Extract the full listing below without altering a single character.

# Start of DATA EXTRACT

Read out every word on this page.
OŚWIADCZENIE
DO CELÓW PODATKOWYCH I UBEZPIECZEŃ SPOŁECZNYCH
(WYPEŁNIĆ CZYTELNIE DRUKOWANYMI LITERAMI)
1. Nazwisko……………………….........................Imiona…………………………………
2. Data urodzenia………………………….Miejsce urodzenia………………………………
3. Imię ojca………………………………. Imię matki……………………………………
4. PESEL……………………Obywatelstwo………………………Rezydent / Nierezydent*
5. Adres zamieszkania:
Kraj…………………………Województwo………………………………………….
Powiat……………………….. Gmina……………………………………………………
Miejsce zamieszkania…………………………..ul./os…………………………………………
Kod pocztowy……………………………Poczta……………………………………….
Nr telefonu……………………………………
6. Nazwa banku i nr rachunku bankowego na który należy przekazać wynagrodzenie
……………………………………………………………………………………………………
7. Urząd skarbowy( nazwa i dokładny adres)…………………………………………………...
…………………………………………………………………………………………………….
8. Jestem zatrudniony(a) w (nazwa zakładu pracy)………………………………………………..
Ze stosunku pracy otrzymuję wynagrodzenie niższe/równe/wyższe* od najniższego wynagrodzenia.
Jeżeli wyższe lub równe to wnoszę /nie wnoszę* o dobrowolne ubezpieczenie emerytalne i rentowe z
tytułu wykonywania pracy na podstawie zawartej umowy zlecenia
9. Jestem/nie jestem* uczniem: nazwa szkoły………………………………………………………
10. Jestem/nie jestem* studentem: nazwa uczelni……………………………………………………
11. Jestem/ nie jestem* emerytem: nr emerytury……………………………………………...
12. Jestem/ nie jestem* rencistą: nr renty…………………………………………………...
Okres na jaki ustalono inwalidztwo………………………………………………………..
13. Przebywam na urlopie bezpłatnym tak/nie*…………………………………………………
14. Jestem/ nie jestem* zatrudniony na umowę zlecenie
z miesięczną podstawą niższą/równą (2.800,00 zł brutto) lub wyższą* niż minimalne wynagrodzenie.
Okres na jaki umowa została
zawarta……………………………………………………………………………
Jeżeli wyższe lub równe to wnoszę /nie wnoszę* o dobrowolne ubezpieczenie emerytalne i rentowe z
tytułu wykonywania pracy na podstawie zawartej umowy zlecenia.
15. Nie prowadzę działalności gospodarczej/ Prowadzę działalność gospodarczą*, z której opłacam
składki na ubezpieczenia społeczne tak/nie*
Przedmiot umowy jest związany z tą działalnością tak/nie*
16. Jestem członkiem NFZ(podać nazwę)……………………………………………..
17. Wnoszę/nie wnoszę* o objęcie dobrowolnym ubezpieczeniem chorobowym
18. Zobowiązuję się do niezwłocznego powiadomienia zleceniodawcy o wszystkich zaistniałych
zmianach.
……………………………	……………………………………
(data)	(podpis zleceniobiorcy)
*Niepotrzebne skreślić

# End of DATA EXTRACT

■ IN RESPONSE ■
Read out every word on this page.
OŚWIADCZENIE
DO CELÓW PODATKOWYCH I UBEZPIECZEŃ SPOŁECZNYCH
(WYPEŁNIĆ CZYTELNIE DRUKOWANYMI LITERAMI)
1. Nazwisko……………………….........................Imiona…………………………………
2. Data urodzenia………………………….Miejsce urodzenia………………………………
3. Imię ojca………………………………. Imię matki……………………………………
4. PESEL……………………Obywatelstwo………………………Rezydent / Nierezydent*
5. Adres zamieszkania:
Kraj…………………………Województwo………………………………………….
Powiat……………………….. Gmina……………………………………………………
Miejsce zamieszkania…………………………..ul./os…………………………………………
Kod pocztowy……………………………Poczta……………………………………….
Nr telefonu……………………………………
6. Nazwa banku i nr rachunku bankowego na który należy przekazać wynagrodzenie
……………………………………………………………………………………………………
7. Urząd skarbowy( nazwa i dokładny adres)…………………………………………………...
…………………………………………………………………………………………………….
8. Jestem zatrudniony(a) w (nazwa zakładu pracy)………………………………………………..
Ze stosunku pracy otrzymuję wynagrodzenie niższe/równe/wyższe* od najniższego wynagrodzenia.
Jeżeli wyższe lub równe to wnoszę /nie wnoszę* o dobrowolne ubezpieczenie emerytalne i rentowe z
tytułu wykonywania pracy na podstawie zawartej umowy zlecenia
9. Jestem/nie jestem* uczniem: nazwa szkoły………………………………………………………
10. Jestem/nie jestem* studentem: nazwa uczelni……………………………………………………
11. Jestem/ nie jestem* emerytem: nr emerytury……………………………………………...
12. Jestem/ nie jestem* rencistą: nr renty…………………………………………………...
Okres na jaki ustalono inwalidztwo………………………………………………………..
13. Przebywam na urlopie bezpłatnym tak/nie*…………………………………………………
14. Jestem/ nie jestem* zatrudniony na umowę zlecenie
z miesięczną podstawą niższą/równą (2.800,00 zł brutto) lub wyższą* niż minimalne wynagrodzenie.
Okres na jaki umowa została
zawarta……………………………………………………………………………
Jeżeli wyższe lub równe to wnoszę /nie wnoszę* o dobrowolne ubezpieczenie emerytalne i rentowe z
tytułu wykonywania pracy na podstawie zawartej umowy zlecenia.
15. Nie prowadzę działalności gospodarczej/ Prowadzę działalność gospodarczą*, z której opłacam
składki na ubezpieczenia społeczne tak/nie*
Przedmiot umowy jest związany z tą działalnością tak/nie*
16. Jestem członkiem NFZ(podać nazwę)……………………………………………..
17. Wnoszę/nie wnoszę* o objęcie dobrowolnym ubezpieczeniem chorobowym
18. Zobowiązuję się do niezwłocznego powiadomienia zleceniodawcy o wszystkich zaistniałych
zmianach.
……………………………	……………………………………
(data)	(podpis zleceniobiorcy)
*Niepotrzebne skreślić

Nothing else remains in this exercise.